- Collected data entries:
--*--

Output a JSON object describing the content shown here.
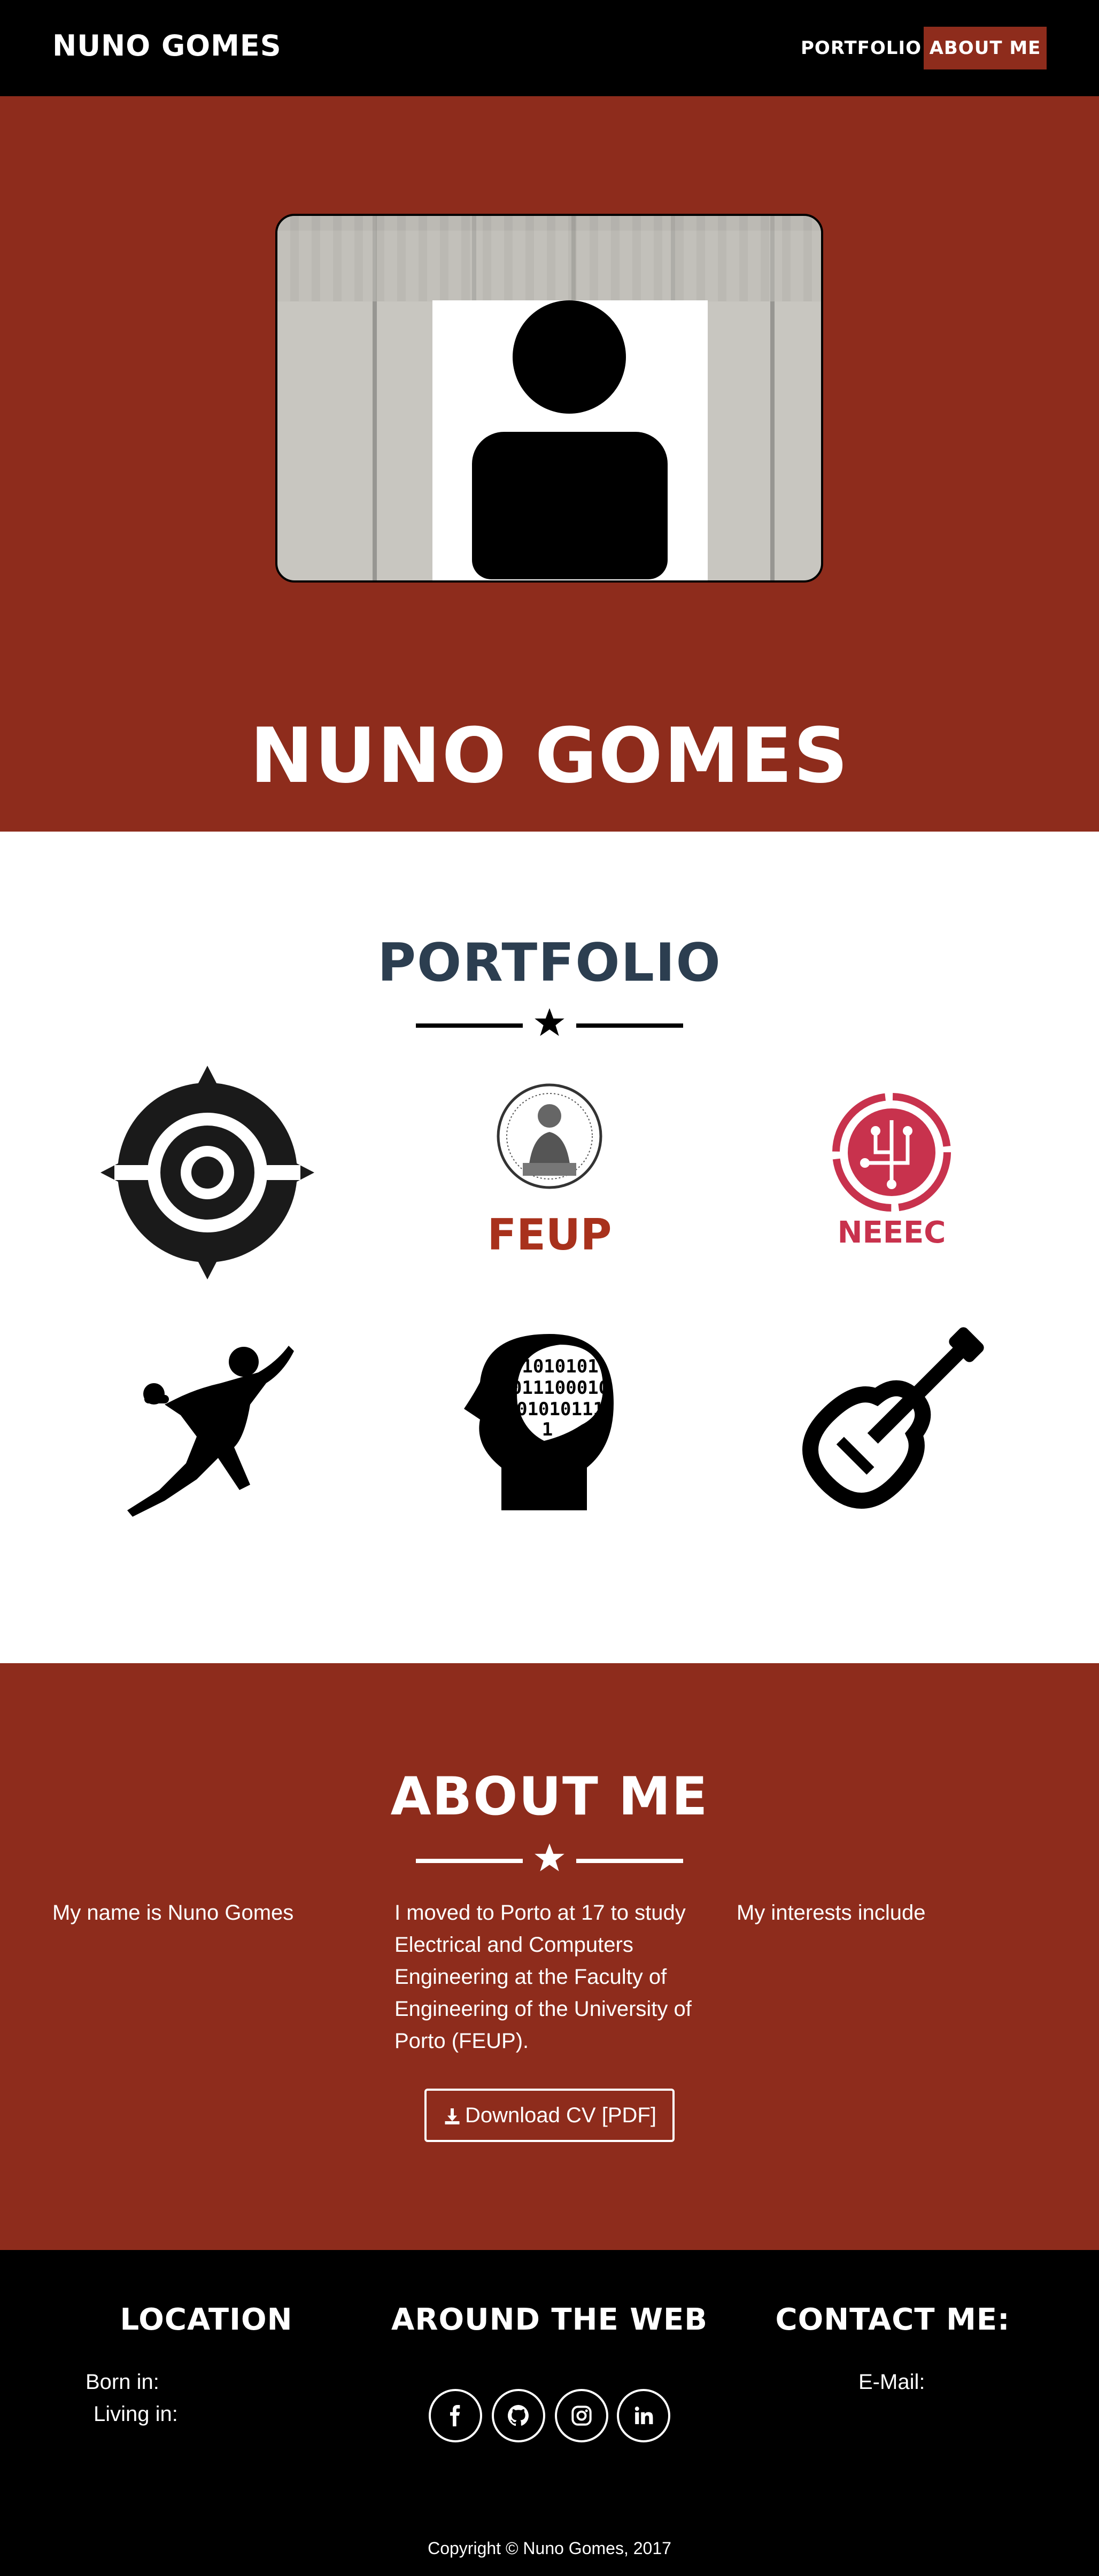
{
  "nav": {
    "brand": "NUNO GOMES",
    "links": [
      {
        "label": "PORTFOLIO"
      },
      {
        "label": "ABOUT ME",
        "active": true
      }
    ]
  },
  "hero": {
    "name": "NUNO GOMES",
    "photo_icon": "user-silhouette-icon"
  },
  "portfolio": {
    "title": "PORTFOLIO",
    "items": [
      {
        "icon": "crosshair-emblem-icon"
      },
      {
        "icon": "feup-logo-icon",
        "label": "FEUP"
      },
      {
        "icon": "neeec-logo-icon",
        "label": "NEEEC"
      },
      {
        "icon": "handball-player-icon"
      },
      {
        "icon": "binary-head-icon",
        "binary_lines": [
          "1010101",
          "011100010",
          "01010111",
          "1"
        ]
      },
      {
        "icon": "guitar-icon"
      }
    ]
  },
  "about": {
    "title": "ABOUT ME",
    "col1": "My name is Nuno Gomes",
    "col2": "I moved to Porto at 17 to study Electrical and Computers Engineering at the Faculty of Engineering of the University of Porto (FEUP).",
    "col3": "My interests include",
    "cv_button": "Download CV [PDF]"
  },
  "footer": {
    "location_title": "LOCATION",
    "born_label": "Born in:",
    "living_label": "Living in:",
    "web_title": "AROUND THE WEB",
    "social": [
      "facebook-icon",
      "github-icon",
      "instagram-icon",
      "linkedin-icon"
    ],
    "contact_title": "CONTACT ME:",
    "email_label": "E-Mail:",
    "copyright": "Copyright © Nuno Gomes, 2017"
  },
  "colors": {
    "accent": "#8E2C1C",
    "dark": "#000000",
    "heading_dark": "#2C3E50",
    "feup_red": "#A8311C",
    "neeec_pink": "#C8324D"
  }
}
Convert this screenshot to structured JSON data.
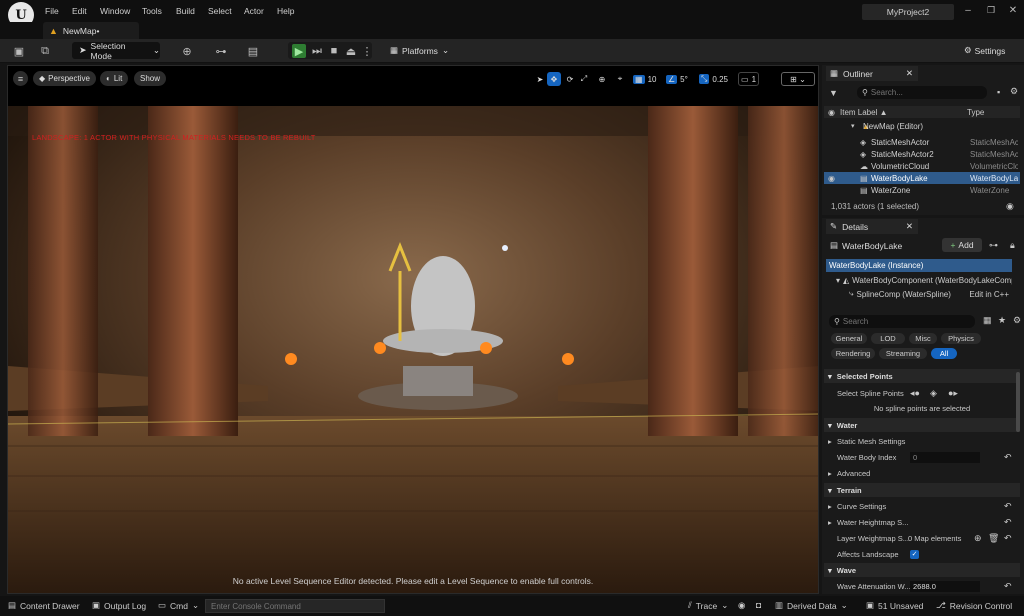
{
  "titlebar": {
    "menu": [
      "File",
      "Edit",
      "Window",
      "Tools",
      "Build",
      "Select",
      "Actor",
      "Help"
    ],
    "project_name": "MyProject2",
    "map_tab": "NewMap•"
  },
  "toolbar": {
    "selection_mode": "Selection Mode",
    "platforms": "Platforms",
    "settings": "Settings"
  },
  "viewport": {
    "perspective": "Perspective",
    "lit": "Lit",
    "show": "Show",
    "grid_snap": "10",
    "rotation_snap": "5°",
    "scale_snap": "0.25",
    "camera_speed": "1",
    "warning": "LANDSCAPE: 1 ACTOR WITH PHYSICAL MATERIALS NEEDS TO BE REBUILT",
    "sequence_message": "No active Level Sequence Editor detected. Please edit a Level Sequence to enable full controls."
  },
  "outliner": {
    "tab": "Outliner",
    "search_placeholder": "Search...",
    "col_label": "Item Label ▲",
    "col_type": "Type",
    "root": "NewMap (Editor)",
    "rows": [
      {
        "label": "StaticMeshActor",
        "type": "StaticMeshActor"
      },
      {
        "label": "StaticMeshActor2",
        "type": "StaticMeshActor"
      },
      {
        "label": "VolumetricCloud",
        "type": "VolumetricCloud"
      },
      {
        "label": "WaterBodyLake",
        "type": "WaterBodyLake"
      },
      {
        "label": "WaterZone",
        "type": "WaterZone"
      }
    ],
    "count": "1,031 actors (1 selected)"
  },
  "details": {
    "tab": "Details",
    "actor_name": "WaterBodyLake",
    "add_button": "Add",
    "instance": "WaterBodyLake (Instance)",
    "component": "WaterBodyComponent (WaterBodyLakeComponent)",
    "spline": "SplineComp (WaterSpline)",
    "edit_cpp": "Edit in C++",
    "search_placeholder": "Search",
    "categories": [
      "General",
      "LOD",
      "Misc",
      "Physics",
      "Rendering",
      "Streaming",
      "All"
    ],
    "selected_points_section": "Selected Points",
    "select_spline_points": "Select Spline Points",
    "no_points": "No spline points are selected",
    "water_section": "Water",
    "static_mesh_settings": "Static Mesh Settings",
    "water_body_index": "Water Body Index",
    "water_body_index_value": "0",
    "advanced": "Advanced",
    "terrain_section": "Terrain",
    "curve_settings": "Curve Settings",
    "water_heightmap": "Water Heightmap S...",
    "layer_weightmap": "Layer Weightmap S...",
    "layer_weightmap_value": "0 Map elements",
    "affects_landscape": "Affects Landscape",
    "wave_section": "Wave",
    "wave_attenuation": "Wave Attenuation W...",
    "wave_attenuation_value": "2688.0"
  },
  "bottombar": {
    "content_drawer": "Content Drawer",
    "output_log": "Output Log",
    "cmd": "Cmd",
    "console_placeholder": "Enter Console Command",
    "trace": "Trace",
    "derived_data": "Derived Data",
    "unsaved": "51 Unsaved",
    "revision_control": "Revision Control"
  }
}
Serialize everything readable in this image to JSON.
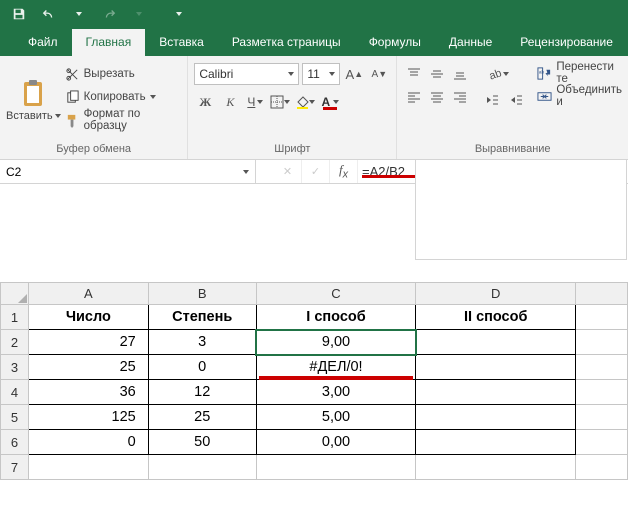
{
  "qat": {
    "save": "save",
    "undo": "undo",
    "redo": "redo"
  },
  "tabs": {
    "file": "Файл",
    "home": "Главная",
    "insert": "Вставка",
    "layout": "Разметка страницы",
    "formulas": "Формулы",
    "data": "Данные",
    "review": "Рецензирование"
  },
  "clipboard": {
    "paste": "Вставить",
    "cut": "Вырезать",
    "copy": "Копировать",
    "format_painter": "Формат по образцу",
    "group_label": "Буфер обмена"
  },
  "font": {
    "name": "Calibri",
    "size": "11",
    "grow_tip": "A",
    "shrink_tip": "A",
    "bold": "Ж",
    "italic": "К",
    "underline": "Ч",
    "group_label": "Шрифт"
  },
  "alignment": {
    "wrap": "Перенести те",
    "merge": "Объединить и",
    "group_label": "Выравнивание"
  },
  "name_box": "C2",
  "formula": "=A2/B2",
  "headers": {
    "A": "A",
    "B": "B",
    "C": "C",
    "D": "D"
  },
  "row_headers": [
    "1",
    "2",
    "3",
    "4",
    "5",
    "6",
    "7"
  ],
  "table": {
    "h_a": "Число",
    "h_b": "Степень",
    "h_c": "I способ",
    "h_d": "II способ",
    "rows": [
      {
        "a": "27",
        "b": "3",
        "c": "9,00",
        "d": ""
      },
      {
        "a": "25",
        "b": "0",
        "c": "#ДЕЛ/0!",
        "d": ""
      },
      {
        "a": "36",
        "b": "12",
        "c": "3,00",
        "d": ""
      },
      {
        "a": "125",
        "b": "25",
        "c": "5,00",
        "d": ""
      },
      {
        "a": "0",
        "b": "50",
        "c": "0,00",
        "d": ""
      }
    ]
  },
  "colors": {
    "brand": "#217346",
    "highlight": "#c00"
  }
}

--*--

- SHORT PROBLEM: Copy out every line of the data that includes "Editor".

- EXERCISE RESULT:
    "sequence_message": "No active Level Sequence Editor detected. Please edit a Level Sequence to enable full controls."
    "root": "NewMap (Editor)",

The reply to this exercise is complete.